*** Data shown ***

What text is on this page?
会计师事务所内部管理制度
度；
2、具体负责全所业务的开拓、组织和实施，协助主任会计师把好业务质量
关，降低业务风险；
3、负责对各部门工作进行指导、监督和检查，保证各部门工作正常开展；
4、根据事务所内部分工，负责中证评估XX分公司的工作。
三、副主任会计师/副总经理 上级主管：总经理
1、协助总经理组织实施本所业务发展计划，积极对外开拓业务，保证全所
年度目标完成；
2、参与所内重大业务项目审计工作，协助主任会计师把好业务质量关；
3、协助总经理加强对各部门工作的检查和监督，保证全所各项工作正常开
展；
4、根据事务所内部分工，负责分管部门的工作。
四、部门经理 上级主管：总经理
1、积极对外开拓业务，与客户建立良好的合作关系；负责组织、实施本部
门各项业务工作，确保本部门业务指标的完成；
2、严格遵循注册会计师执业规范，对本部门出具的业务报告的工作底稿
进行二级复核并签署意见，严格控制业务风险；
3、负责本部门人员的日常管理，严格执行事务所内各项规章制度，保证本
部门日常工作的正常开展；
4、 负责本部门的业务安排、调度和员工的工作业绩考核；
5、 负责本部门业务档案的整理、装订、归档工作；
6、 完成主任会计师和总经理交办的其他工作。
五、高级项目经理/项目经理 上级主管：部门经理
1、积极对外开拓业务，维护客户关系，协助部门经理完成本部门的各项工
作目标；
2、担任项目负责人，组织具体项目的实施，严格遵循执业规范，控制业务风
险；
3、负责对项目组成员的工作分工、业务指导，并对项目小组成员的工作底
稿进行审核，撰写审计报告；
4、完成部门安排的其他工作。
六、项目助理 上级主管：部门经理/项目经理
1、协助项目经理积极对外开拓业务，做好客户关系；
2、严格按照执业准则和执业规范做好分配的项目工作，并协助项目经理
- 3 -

***

The problem.
Search the lines for "上级主管". Copy each line that has it.

Reply.
三、副主任会计师/副总经理 上级主管：总经理
四、部门经理 上级主管：总经理
五、高级项目经理/项目经理 上级主管：部门经理
六、项目助理 上级主管：部门经理/项目经理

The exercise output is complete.